* _REQUIREMENT_
Below are some records. Pull every line that contains the word "object".
┄┄┄┄┄┄┄┄┄┄┄┄┄┄┄┄┄┄┄┄
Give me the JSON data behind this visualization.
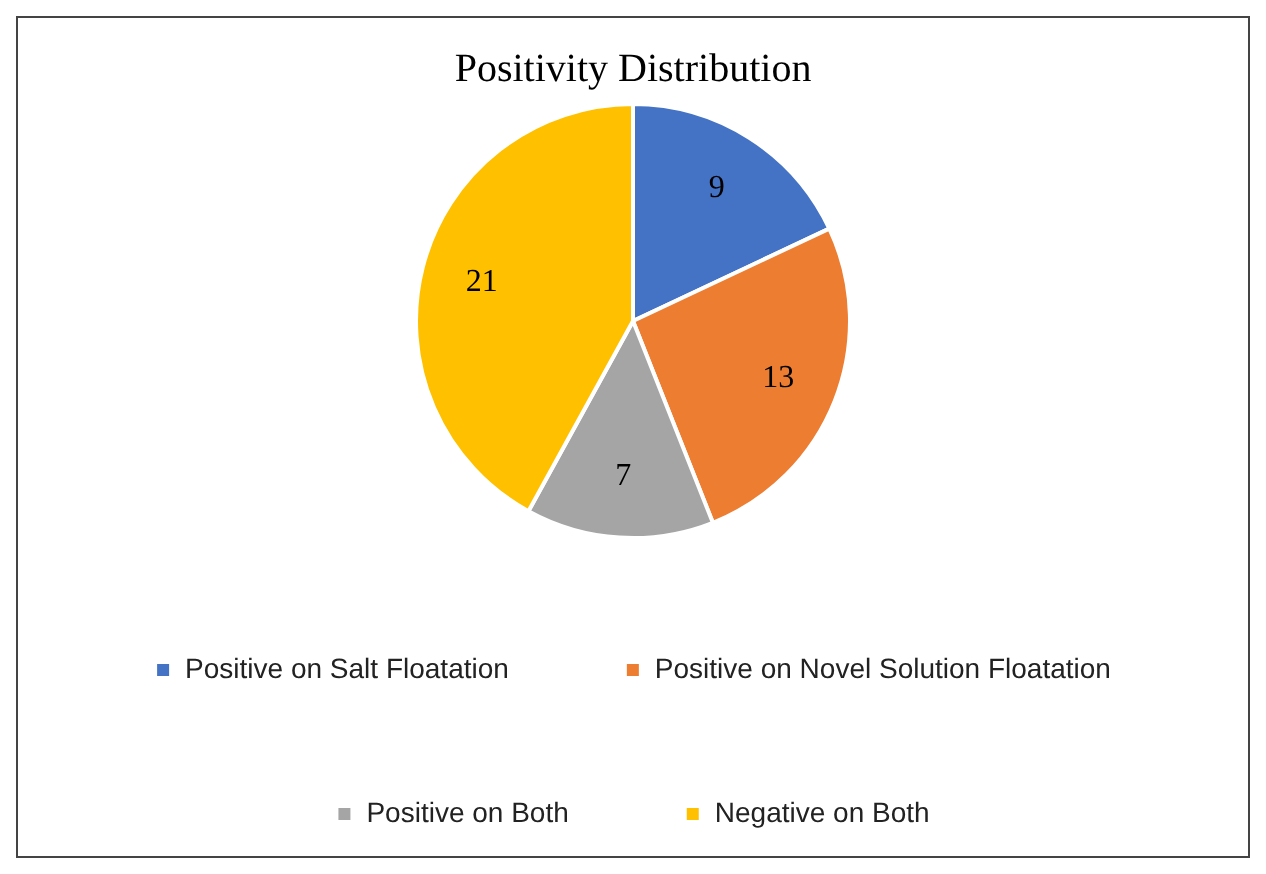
{
  "chart_data": {
    "type": "pie",
    "title": "Positivity Distribution",
    "categories": [
      "Positive on Salt Floatation",
      "Positive on Novel Solution Floatation",
      "Positive on Both",
      "Negative on Both"
    ],
    "values": [
      9,
      13,
      7,
      21
    ],
    "colors": [
      "#4472c4",
      "#ed7d31",
      "#a5a5a5",
      "#ffc000"
    ],
    "data_labels": true,
    "legend": "bottom"
  }
}
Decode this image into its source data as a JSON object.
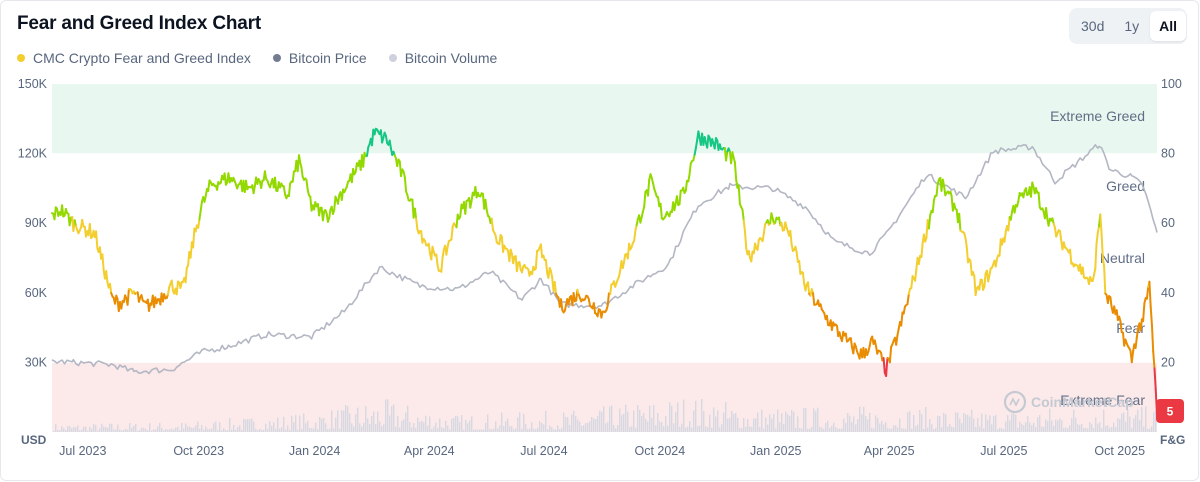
{
  "title": "Fear and Greed Index Chart",
  "range_buttons": [
    {
      "label": "30d",
      "active": false
    },
    {
      "label": "1y",
      "active": false
    },
    {
      "label": "All",
      "active": true
    }
  ],
  "legend": [
    {
      "label": "CMC Crypto Fear and Greed Index",
      "color": "#f3ce2f"
    },
    {
      "label": "Bitcoin Price",
      "color": "#747c91"
    },
    {
      "label": "Bitcoin Volume",
      "color": "#cfd1de"
    }
  ],
  "watermark": "CoinMarketCap",
  "current_value_badge": "5",
  "colors": {
    "extreme_greed_zone": "#e8f8f0",
    "extreme_fear_zone": "#fce9ea",
    "extreme_greed": "#16c784",
    "greed": "#93d900",
    "neutral": "#f3ce2f",
    "fear": "#ea8c00",
    "extreme_fear": "#ea3943",
    "price_line": "#b3b7c3",
    "volume": "#d6d8e2",
    "badge": "#ea3943"
  },
  "chart_data": {
    "type": "line",
    "title": "Fear and Greed Index Chart",
    "x_tick_labels": [
      "Jul 2023",
      "Oct 2023",
      "Jan 2024",
      "Apr 2024",
      "Jul 2024",
      "Oct 2024",
      "Jan 2025",
      "Apr 2025",
      "Jul 2025",
      "Oct 2025"
    ],
    "x_range": [
      "2023-06-28",
      "2025-11-21"
    ],
    "left_axis": {
      "unit_label": "USD",
      "ticks": [
        "150K",
        "120K",
        "90K",
        "60K",
        "30K"
      ],
      "range": [
        0,
        150000
      ]
    },
    "right_axis": {
      "unit_label": "F&G",
      "ticks": [
        "100",
        "80",
        "60",
        "40",
        "20"
      ],
      "range": [
        0,
        100
      ]
    },
    "zones": [
      {
        "label": "Extreme Greed",
        "range": [
          80,
          100
        ]
      },
      {
        "label": "Greed",
        "range": [
          60,
          80
        ]
      },
      {
        "label": "Neutral",
        "range": [
          40,
          60
        ]
      },
      {
        "label": "Fear",
        "range": [
          20,
          40
        ]
      },
      {
        "label": "Extreme Fear",
        "range": [
          0,
          20
        ]
      }
    ],
    "series": [
      {
        "name": "CMC Crypto Fear and Greed Index",
        "axis": "right",
        "x": [
          "2023-06-28",
          "2023-07-05",
          "2023-07-15",
          "2023-08-01",
          "2023-08-15",
          "2023-08-20",
          "2023-09-01",
          "2023-09-10",
          "2023-09-20",
          "2023-10-01",
          "2023-10-10",
          "2023-10-20",
          "2023-10-25",
          "2023-11-01",
          "2023-11-15",
          "2023-12-01",
          "2023-12-15",
          "2024-01-01",
          "2024-01-10",
          "2024-01-20",
          "2024-02-01",
          "2024-02-15",
          "2024-03-01",
          "2024-03-10",
          "2024-03-20",
          "2024-04-01",
          "2024-04-15",
          "2024-05-01",
          "2024-05-15",
          "2024-06-01",
          "2024-06-15",
          "2024-07-01",
          "2024-07-10",
          "2024-07-20",
          "2024-08-05",
          "2024-08-20",
          "2024-09-07",
          "2024-09-20",
          "2024-10-01",
          "2024-10-15",
          "2024-10-25",
          "2024-11-10",
          "2024-11-22",
          "2024-12-05",
          "2024-12-20",
          "2025-01-01",
          "2025-01-20",
          "2025-02-01",
          "2025-02-15",
          "2025-03-01",
          "2025-03-10",
          "2025-03-20",
          "2025-04-01",
          "2025-04-09",
          "2025-04-20",
          "2025-05-01",
          "2025-05-15",
          "2025-06-01",
          "2025-06-15",
          "2025-07-01",
          "2025-07-15",
          "2025-08-01",
          "2025-08-15",
          "2025-09-01",
          "2025-09-15",
          "2025-10-01",
          "2025-10-07",
          "2025-10-11",
          "2025-10-20",
          "2025-11-01",
          "2025-11-05",
          "2025-11-10",
          "2025-11-15",
          "2025-11-21"
        ],
        "y": [
          62,
          64,
          60,
          57,
          38,
          37,
          40,
          36,
          38,
          42,
          41,
          58,
          65,
          71,
          73,
          70,
          73,
          68,
          78,
          65,
          62,
          70,
          78,
          86,
          84,
          74,
          58,
          47,
          62,
          70,
          56,
          48,
          45,
          52,
          36,
          40,
          34,
          46,
          55,
          72,
          62,
          68,
          85,
          83,
          78,
          50,
          62,
          58,
          42,
          34,
          30,
          26,
          22,
          26,
          18,
          30,
          48,
          72,
          64,
          40,
          48,
          66,
          70,
          58,
          50,
          42,
          63,
          40,
          33,
          21,
          28,
          33,
          42,
          5
        ],
        "color_by_value": true
      },
      {
        "name": "Bitcoin Price",
        "axis": "left",
        "x": [
          "2023-06-28",
          "2023-07-15",
          "2023-08-15",
          "2023-09-01",
          "2023-10-01",
          "2023-10-25",
          "2023-11-15",
          "2023-12-15",
          "2024-01-20",
          "2024-02-15",
          "2024-03-14",
          "2024-04-15",
          "2024-05-15",
          "2024-06-10",
          "2024-07-05",
          "2024-07-20",
          "2024-08-05",
          "2024-09-07",
          "2024-10-01",
          "2024-10-29",
          "2024-11-12",
          "2024-11-22",
          "2024-12-17",
          "2025-01-20",
          "2025-02-15",
          "2025-03-10",
          "2025-04-07",
          "2025-04-20",
          "2025-05-22",
          "2025-06-22",
          "2025-07-14",
          "2025-08-14",
          "2025-09-01",
          "2025-10-06",
          "2025-10-15",
          "2025-11-01",
          "2025-11-10",
          "2025-11-21"
        ],
        "y": [
          30500,
          30000,
          29000,
          26000,
          27000,
          34500,
          37000,
          42000,
          41000,
          52000,
          71000,
          63000,
          61500,
          69000,
          57000,
          66000,
          55000,
          54500,
          63000,
          72000,
          88000,
          98000,
          106000,
          105000,
          97000,
          82000,
          77000,
          85000,
          111000,
          101000,
          121000,
          123000,
          108000,
          124000,
          113000,
          110000,
          106000,
          86000
        ]
      },
      {
        "name": "Bitcoin Volume",
        "axis": "none",
        "x": [
          "2023-07",
          "2023-10",
          "2024-01",
          "2024-03",
          "2024-05",
          "2024-08",
          "2024-11",
          "2025-01",
          "2025-04",
          "2025-07",
          "2025-10",
          "2025-11"
        ],
        "y": [
          0.1,
          0.12,
          0.22,
          0.38,
          0.2,
          0.25,
          0.42,
          0.28,
          0.3,
          0.25,
          0.33,
          0.28
        ],
        "note_scale": "relative"
      }
    ]
  }
}
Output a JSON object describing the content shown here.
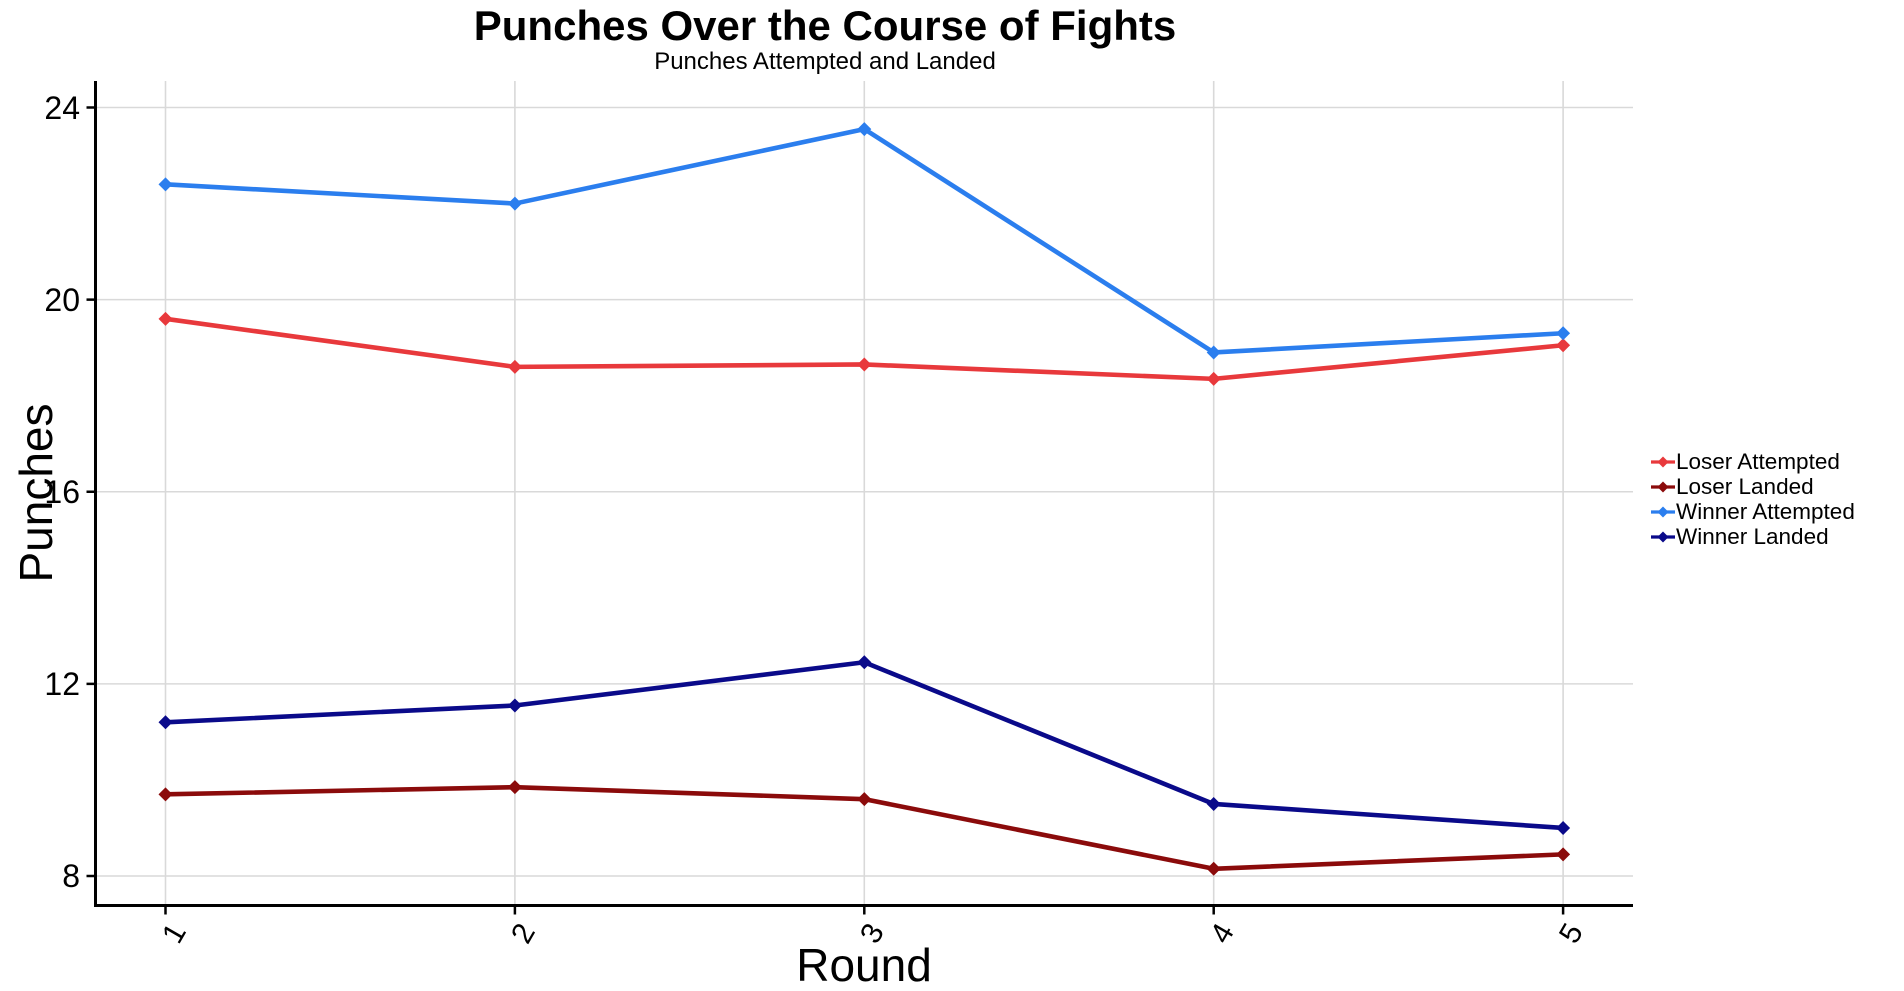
┄┄┄┄┄┄┄┄┄┄┄┄┄┄┄┄┄┄┄┄
* _TASK OUTPUT_
Decode this image into its source data as a JSON object.
Output a JSON object describing the content shown here.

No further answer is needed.